TASK TO COMPLETE -> Write the material out again exactly.

- - - -

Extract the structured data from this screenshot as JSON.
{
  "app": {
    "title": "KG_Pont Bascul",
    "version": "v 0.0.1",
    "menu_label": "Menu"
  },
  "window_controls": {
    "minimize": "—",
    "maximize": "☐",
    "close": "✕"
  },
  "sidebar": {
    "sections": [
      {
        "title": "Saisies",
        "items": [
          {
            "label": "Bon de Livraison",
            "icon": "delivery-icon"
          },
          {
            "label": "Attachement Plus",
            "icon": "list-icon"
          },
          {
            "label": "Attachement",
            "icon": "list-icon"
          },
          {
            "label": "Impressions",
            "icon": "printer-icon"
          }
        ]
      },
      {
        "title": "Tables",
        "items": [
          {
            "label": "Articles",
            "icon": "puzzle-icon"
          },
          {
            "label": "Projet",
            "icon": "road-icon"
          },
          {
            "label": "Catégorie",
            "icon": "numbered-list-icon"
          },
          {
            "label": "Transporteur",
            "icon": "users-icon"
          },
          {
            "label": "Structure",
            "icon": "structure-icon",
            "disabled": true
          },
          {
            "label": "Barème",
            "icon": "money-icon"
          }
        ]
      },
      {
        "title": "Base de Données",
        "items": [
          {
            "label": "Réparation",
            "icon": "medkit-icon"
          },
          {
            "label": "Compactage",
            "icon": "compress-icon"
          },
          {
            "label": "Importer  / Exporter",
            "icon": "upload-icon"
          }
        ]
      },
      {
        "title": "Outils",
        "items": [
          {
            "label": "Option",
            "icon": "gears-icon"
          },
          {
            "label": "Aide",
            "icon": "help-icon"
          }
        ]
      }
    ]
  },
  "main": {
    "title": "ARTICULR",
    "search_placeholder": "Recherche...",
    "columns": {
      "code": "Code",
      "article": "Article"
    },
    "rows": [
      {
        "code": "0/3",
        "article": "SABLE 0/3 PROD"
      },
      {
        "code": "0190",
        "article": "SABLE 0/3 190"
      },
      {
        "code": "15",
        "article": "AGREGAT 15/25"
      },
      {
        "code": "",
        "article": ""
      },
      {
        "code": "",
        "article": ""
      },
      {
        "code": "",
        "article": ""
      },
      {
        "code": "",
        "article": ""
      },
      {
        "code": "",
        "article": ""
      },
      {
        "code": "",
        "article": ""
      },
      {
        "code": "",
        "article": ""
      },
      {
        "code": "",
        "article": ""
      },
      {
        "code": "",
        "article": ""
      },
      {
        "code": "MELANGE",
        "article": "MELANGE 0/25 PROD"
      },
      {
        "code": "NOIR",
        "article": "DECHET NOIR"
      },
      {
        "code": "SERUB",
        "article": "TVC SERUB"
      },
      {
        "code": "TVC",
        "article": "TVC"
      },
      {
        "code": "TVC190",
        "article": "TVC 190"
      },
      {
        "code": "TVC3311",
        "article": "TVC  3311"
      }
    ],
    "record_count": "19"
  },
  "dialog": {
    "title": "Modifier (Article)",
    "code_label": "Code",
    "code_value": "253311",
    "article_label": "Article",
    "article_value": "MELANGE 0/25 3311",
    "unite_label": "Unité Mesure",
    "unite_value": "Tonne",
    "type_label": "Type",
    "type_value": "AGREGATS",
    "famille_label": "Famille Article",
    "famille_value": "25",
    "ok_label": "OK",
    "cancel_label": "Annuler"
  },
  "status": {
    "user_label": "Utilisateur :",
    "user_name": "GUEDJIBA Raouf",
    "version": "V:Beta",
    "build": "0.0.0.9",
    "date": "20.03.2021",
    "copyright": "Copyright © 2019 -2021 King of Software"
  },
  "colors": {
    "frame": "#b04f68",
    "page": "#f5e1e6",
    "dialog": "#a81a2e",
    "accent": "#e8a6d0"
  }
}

- - - -

OUTPUT BELOW ->
Extract the structured data from this screenshot as JSON.
{
  "app": {
    "title": "KG_Pont Bascul",
    "version": "v 0.0.1",
    "menu_label": "Menu"
  },
  "window_controls": {
    "minimize": "—",
    "maximize": "☐",
    "close": "✕"
  },
  "sidebar": {
    "sections": [
      {
        "title": "Saisies",
        "items": [
          {
            "label": "Bon de Livraison",
            "icon": "delivery-icon"
          },
          {
            "label": "Attachement Plus",
            "icon": "list-icon"
          },
          {
            "label": "Attachement",
            "icon": "list-icon"
          },
          {
            "label": "Impressions",
            "icon": "printer-icon"
          }
        ]
      },
      {
        "title": "Tables",
        "items": [
          {
            "label": "Articles",
            "icon": "puzzle-icon"
          },
          {
            "label": "Projet",
            "icon": "road-icon"
          },
          {
            "label": "Catégorie",
            "icon": "numbered-list-icon"
          },
          {
            "label": "Transporteur",
            "icon": "users-icon"
          },
          {
            "label": "Structure",
            "icon": "structure-icon",
            "disabled": true
          },
          {
            "label": "Barème",
            "icon": "money-icon"
          }
        ]
      },
      {
        "title": "Base de Données",
        "items": [
          {
            "label": "Réparation",
            "icon": "medkit-icon"
          },
          {
            "label": "Compactage",
            "icon": "compress-icon"
          },
          {
            "label": "Importer  / Exporter",
            "icon": "upload-icon"
          }
        ]
      },
      {
        "title": "Outils",
        "items": [
          {
            "label": "Option",
            "icon": "gears-icon"
          },
          {
            "label": "Aide",
            "icon": "help-icon"
          }
        ]
      }
    ]
  },
  "main": {
    "title": "ARTICULR",
    "search_placeholder": "Recherche...",
    "columns": {
      "code": "Code",
      "article": "Article"
    },
    "rows": [
      {
        "code": "0/3",
        "article": "SABLE 0/3 PROD"
      },
      {
        "code": "0190",
        "article": "SABLE 0/3 190"
      },
      {
        "code": "15",
        "article": "AGREGAT 15/25"
      },
      {
        "code": "",
        "article": ""
      },
      {
        "code": "",
        "article": ""
      },
      {
        "code": "",
        "article": ""
      },
      {
        "code": "",
        "article": ""
      },
      {
        "code": "",
        "article": ""
      },
      {
        "code": "",
        "article": ""
      },
      {
        "code": "",
        "article": ""
      },
      {
        "code": "",
        "article": ""
      },
      {
        "code": "",
        "article": ""
      },
      {
        "code": "MELANGE",
        "article": "MELANGE 0/25 PROD"
      },
      {
        "code": "NOIR",
        "article": "DECHET NOIR"
      },
      {
        "code": "SERUB",
        "article": "TVC SERUB"
      },
      {
        "code": "TVC",
        "article": "TVC"
      },
      {
        "code": "TVC190",
        "article": "TVC 190"
      },
      {
        "code": "TVC3311",
        "article": "TVC  3311"
      }
    ],
    "record_count": "19"
  },
  "dialog": {
    "title": "Modifier (Article)",
    "code_label": "Code",
    "code_value": "253311",
    "article_label": "Article",
    "article_value": "MELANGE 0/25 3311",
    "unite_label": "Unité Mesure",
    "unite_value": "Tonne",
    "type_label": "Type",
    "type_value": "AGREGATS",
    "famille_label": "Famille Article",
    "famille_value": "25",
    "ok_label": "OK",
    "cancel_label": "Annuler"
  },
  "status": {
    "user_label": "Utilisateur :",
    "user_name": "GUEDJIBA Raouf",
    "version": "V:Beta",
    "build": "0.0.0.9",
    "date": "20.03.2021",
    "copyright": "Copyright © 2019 -2021 King of Software"
  },
  "colors": {
    "frame": "#b04f68",
    "page": "#f5e1e6",
    "dialog": "#a81a2e",
    "accent": "#e8a6d0"
  }
}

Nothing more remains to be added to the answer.